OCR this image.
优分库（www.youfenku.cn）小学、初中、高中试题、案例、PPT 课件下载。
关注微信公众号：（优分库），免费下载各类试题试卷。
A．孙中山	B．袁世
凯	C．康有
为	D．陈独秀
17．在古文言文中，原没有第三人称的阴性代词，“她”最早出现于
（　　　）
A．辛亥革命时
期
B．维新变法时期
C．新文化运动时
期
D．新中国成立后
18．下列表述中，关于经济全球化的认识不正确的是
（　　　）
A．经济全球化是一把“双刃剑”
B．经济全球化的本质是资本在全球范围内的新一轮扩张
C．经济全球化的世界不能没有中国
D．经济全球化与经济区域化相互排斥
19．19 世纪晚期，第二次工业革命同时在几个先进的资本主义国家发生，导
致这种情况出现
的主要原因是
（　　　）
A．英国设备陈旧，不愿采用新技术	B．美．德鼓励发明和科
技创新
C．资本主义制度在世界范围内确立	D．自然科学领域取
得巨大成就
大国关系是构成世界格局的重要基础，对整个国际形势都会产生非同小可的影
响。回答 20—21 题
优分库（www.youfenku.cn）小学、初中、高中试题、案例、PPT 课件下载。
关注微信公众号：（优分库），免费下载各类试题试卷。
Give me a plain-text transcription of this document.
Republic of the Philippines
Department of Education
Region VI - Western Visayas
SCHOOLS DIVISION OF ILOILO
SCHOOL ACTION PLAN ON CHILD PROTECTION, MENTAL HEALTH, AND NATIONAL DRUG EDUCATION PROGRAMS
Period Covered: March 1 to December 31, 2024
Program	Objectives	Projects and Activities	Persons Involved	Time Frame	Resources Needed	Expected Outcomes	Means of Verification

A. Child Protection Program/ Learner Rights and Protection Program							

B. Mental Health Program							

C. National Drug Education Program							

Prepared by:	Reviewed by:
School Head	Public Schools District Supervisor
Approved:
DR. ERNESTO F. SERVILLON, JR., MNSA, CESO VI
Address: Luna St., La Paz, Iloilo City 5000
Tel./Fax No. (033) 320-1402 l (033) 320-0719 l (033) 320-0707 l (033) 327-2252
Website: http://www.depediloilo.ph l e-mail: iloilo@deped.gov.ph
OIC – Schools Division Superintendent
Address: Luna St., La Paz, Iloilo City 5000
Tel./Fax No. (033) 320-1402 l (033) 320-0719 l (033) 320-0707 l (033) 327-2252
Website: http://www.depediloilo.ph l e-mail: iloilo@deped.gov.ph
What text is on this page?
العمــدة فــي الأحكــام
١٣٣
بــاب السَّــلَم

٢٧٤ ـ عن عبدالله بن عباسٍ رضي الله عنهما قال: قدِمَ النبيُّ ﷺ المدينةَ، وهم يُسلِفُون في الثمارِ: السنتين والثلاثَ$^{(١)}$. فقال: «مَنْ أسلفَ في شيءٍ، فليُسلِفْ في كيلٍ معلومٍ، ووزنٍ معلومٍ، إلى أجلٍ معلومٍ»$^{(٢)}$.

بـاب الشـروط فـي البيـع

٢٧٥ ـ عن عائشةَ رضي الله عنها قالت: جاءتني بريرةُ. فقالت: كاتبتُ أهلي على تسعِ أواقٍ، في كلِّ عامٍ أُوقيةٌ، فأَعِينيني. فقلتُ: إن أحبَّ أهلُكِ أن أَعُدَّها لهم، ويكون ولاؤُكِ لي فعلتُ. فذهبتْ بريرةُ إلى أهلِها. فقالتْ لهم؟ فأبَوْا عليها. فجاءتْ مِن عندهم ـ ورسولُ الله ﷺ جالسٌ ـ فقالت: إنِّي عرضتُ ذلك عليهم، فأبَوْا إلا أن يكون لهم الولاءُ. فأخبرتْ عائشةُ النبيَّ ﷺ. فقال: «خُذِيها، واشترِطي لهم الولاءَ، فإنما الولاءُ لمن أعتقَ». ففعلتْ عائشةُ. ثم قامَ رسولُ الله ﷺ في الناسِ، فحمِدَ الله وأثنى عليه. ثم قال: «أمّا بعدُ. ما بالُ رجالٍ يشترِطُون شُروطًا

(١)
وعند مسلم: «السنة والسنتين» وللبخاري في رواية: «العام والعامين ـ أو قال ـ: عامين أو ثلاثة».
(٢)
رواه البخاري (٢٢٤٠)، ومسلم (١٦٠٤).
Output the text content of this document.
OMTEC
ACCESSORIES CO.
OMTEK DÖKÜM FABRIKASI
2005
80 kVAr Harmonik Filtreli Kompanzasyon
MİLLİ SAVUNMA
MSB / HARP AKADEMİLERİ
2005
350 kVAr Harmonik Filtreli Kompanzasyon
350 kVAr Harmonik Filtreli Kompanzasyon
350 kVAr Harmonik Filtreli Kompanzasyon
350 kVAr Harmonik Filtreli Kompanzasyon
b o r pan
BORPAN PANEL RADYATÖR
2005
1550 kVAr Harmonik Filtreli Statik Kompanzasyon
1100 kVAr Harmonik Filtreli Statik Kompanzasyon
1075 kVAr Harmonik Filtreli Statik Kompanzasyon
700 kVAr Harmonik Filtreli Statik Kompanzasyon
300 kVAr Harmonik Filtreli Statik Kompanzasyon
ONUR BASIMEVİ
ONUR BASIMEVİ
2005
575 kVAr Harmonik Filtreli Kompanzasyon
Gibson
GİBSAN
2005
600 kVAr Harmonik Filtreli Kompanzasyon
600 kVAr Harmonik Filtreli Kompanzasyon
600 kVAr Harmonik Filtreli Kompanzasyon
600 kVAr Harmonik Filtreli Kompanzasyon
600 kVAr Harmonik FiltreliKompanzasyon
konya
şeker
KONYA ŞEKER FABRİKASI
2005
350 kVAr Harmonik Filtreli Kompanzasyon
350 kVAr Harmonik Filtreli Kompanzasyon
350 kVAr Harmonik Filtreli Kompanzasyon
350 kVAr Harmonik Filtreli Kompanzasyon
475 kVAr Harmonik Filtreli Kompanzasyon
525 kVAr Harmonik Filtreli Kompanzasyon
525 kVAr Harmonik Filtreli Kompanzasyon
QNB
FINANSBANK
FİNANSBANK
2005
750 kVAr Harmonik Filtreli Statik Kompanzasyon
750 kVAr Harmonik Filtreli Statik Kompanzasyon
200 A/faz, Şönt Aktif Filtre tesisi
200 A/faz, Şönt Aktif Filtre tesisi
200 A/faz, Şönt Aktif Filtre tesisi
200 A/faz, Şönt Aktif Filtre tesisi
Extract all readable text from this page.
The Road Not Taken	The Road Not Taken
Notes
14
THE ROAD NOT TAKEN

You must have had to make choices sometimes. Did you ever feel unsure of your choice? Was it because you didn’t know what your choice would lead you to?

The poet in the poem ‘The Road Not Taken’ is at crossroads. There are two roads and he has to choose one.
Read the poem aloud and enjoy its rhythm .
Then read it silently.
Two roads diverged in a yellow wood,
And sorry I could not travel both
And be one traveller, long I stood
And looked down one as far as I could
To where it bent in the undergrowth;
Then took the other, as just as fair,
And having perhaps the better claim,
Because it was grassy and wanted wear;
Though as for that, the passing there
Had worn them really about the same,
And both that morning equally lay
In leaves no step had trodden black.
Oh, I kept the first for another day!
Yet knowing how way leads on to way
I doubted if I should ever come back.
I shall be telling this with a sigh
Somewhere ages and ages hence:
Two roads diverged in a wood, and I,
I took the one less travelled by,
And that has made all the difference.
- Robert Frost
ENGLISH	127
☆ ☆ ☆
**Exercise**: Search the entries for the word "roads" and pick out every line that holds it.

**Exercise response**:
The poet in the poem ‘The Road Not Taken’ is at crossroads. There are two roads and he has to choose one.
Two roads diverged in a yellow wood,
Two roads diverged in a wood, and I,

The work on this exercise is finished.